→ Problem
Repeat the material exactly, leaving nothing out.

→ Records provided
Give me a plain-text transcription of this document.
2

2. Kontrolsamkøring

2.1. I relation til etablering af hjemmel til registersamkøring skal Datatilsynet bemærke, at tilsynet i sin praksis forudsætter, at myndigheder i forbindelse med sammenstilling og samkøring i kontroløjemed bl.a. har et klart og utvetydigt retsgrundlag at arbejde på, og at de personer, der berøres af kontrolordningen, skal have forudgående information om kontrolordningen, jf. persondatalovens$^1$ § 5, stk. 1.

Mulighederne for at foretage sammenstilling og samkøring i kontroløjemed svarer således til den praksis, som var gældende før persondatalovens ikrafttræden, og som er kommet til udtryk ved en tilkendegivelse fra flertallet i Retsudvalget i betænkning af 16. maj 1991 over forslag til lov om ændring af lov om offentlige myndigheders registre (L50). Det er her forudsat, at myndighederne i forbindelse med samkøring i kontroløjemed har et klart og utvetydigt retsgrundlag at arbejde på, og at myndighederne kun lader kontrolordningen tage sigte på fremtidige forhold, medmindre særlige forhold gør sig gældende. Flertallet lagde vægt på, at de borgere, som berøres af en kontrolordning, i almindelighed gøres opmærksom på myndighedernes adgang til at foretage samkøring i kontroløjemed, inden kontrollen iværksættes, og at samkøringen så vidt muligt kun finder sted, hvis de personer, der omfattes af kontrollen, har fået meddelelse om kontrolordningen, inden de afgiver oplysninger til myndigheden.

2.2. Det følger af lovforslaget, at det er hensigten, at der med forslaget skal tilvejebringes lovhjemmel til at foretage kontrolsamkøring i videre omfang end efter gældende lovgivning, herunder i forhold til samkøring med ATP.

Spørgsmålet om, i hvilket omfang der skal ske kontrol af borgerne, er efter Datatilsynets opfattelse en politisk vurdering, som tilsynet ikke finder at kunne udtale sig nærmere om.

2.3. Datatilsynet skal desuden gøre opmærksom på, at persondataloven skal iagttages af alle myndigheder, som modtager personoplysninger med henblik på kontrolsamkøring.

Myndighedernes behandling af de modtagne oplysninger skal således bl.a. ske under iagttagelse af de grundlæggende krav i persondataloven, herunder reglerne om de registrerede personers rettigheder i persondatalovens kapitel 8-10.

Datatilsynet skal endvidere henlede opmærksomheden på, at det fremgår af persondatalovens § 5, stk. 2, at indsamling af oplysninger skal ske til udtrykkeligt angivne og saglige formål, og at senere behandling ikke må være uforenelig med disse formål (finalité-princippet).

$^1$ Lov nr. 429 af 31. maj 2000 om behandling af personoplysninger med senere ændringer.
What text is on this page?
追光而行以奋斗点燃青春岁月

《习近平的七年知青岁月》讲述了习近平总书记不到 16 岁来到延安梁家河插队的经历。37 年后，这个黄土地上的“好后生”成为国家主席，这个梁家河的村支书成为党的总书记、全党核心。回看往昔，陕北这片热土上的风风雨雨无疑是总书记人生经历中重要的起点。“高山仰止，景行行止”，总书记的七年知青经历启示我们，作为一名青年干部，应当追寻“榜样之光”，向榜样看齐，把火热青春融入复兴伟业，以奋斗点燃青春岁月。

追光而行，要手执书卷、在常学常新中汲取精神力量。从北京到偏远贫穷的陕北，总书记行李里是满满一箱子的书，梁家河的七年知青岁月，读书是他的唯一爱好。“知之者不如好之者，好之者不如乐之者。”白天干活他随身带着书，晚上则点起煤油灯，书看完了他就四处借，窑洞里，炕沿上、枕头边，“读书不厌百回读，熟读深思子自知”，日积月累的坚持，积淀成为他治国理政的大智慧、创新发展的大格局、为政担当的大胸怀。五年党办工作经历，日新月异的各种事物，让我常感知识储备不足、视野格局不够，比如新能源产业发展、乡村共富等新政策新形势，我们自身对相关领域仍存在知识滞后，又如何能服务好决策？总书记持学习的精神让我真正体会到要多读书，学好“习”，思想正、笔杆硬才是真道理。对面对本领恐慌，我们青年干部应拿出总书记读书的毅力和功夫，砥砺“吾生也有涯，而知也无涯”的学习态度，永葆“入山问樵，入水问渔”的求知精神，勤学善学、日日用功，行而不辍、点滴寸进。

→ Written answer
Give me a plain-text transcription of this document.
2

2. Kontrolsamkøring

2.1. I relation til etablering af hjemmel til registersamkøring skal Datatilsynet bemærke, at tilsynet i sin praksis forudsætter, at myndigheder i forbindelse med sammenstilling og samkøring i kontroløjemed bl.a. har et klart og utvetydigt retsgrundlag at arbejde på, og at de personer, der berøres af kontrolordningen, skal have forudgående information om kontrolordningen, jf. persondatalovens$^1$ § 5, stk. 1.

Mulighederne for at foretage sammenstilling og samkøring i kontroløjemed svarer således til den praksis, som var gældende før persondatalovens ikrafttræden, og som er kommet til udtryk ved en tilkendegivelse fra flertallet i Retsudvalget i betænkning af 16. maj 1991 over forslag til lov om ændring af lov om offentlige myndigheders registre (L50). Det er her forudsat, at myndighederne i forbindelse med samkøring i kontroløjemed har et klart og utvetydigt retsgrundlag at arbejde på, og at myndighederne kun lader kontrolordningen tage sigte på fremtidige forhold, medmindre særlige forhold gør sig gældende. Flertallet lagde vægt på, at de borgere, som berøres af en kontrolordning, i almindelighed gøres opmærksom på myndighedernes adgang til at foretage samkøring i kontroløjemed, inden kontrollen iværksættes, og at samkøringen så vidt muligt kun finder sted, hvis de personer, der omfattes af kontrollen, har fået meddelelse om kontrolordningen, inden de afgiver oplysninger til myndigheden.

2.2. Det følger af lovforslaget, at det er hensigten, at der med forslaget skal tilvejebringes lovhjemmel til at foretage kontrolsamkøring i videre omfang end efter gældende lovgivning, herunder i forhold til samkøring med ATP.

Spørgsmålet om, i hvilket omfang der skal ske kontrol af borgerne, er efter Datatilsynets opfattelse en politisk vurdering, som tilsynet ikke finder at kunne udtale sig nærmere om.

2.3. Datatilsynet skal desuden gøre opmærksom på, at persondataloven skal iagttages af alle myndigheder, som modtager personoplysninger med henblik på kontrolsamkøring.

Myndighedernes behandling af de modtagne oplysninger skal således bl.a. ske under iagttagelse af de grundlæggende krav i persondataloven, herunder reglerne om de registrerede personers rettigheder i persondatalovens kapitel 8-10.

Datatilsynet skal endvidere henlede opmærksomheden på, at det fremgår af persondatalovens § 5, stk. 2, at indsamling af oplysninger skal ske til udtrykkeligt angivne og saglige formål, og at senere behandling ikke må være uforenelig med disse formål (finalité-princippet).

$^1$ Lov nr. 429 af 31. maj 2000 om behandling af personoplysninger med senere ændringer.
What text is on this page?
追光而行以奋斗点燃青春岁月

《习近平的七年知青岁月》讲述了习近平总书记不到 16 岁来到延安梁家河插队的经历。37 年后，这个黄土地上的“好后生”成为国家主席，这个梁家河的村支书成为党的总书记、全党核心。回看往昔，陕北这片热土上的风风雨雨无疑是总书记人生经历中重要的起点。“高山仰止，景行行止”，总书记的七年知青经历启示我们，作为一名青年干部，应当追寻“榜样之光”，向榜样看齐，把火热青春融入复兴伟业，以奋斗点燃青春岁月。

追光而行，要手执书卷、在常学常新中汲取精神力量。从北京到偏远贫穷的陕北，总书记行李里是满满一箱子的书，梁家河的七年知青岁月，读书是他的唯一爱好。“知之者不如好之者，好之者不如乐之者。”白天干活他随身带着书，晚上则点起煤油灯，书看完了他就四处借，窑洞里，炕沿上、枕头边，“读书不厌百回读，熟读深思子自知”，日积月累的坚持，积淀成为他治国理政的大智慧、创新发展的大格局、为政担当的大胸怀。五年党办工作经历，日新月异的各种事物，让我常感知识储备不足、视野格局不够，比如新能源产业发展、乡村共富等新政策新形势，我们自身对相关领域仍存在知识滞后，又如何能服务好决策？总书记持学习的精神让我真正体会到要多读书，学好“习”，思想正、笔杆硬才是真道理。对面对本领恐慌，我们青年干部应拿出总书记读书的毅力和功夫，砥砺“吾生也有涯，而知也无涯”的学习态度，永葆“入山问樵，入水问渔”的求知精神，勤学善学、日日用功，行而不辍、点滴寸进。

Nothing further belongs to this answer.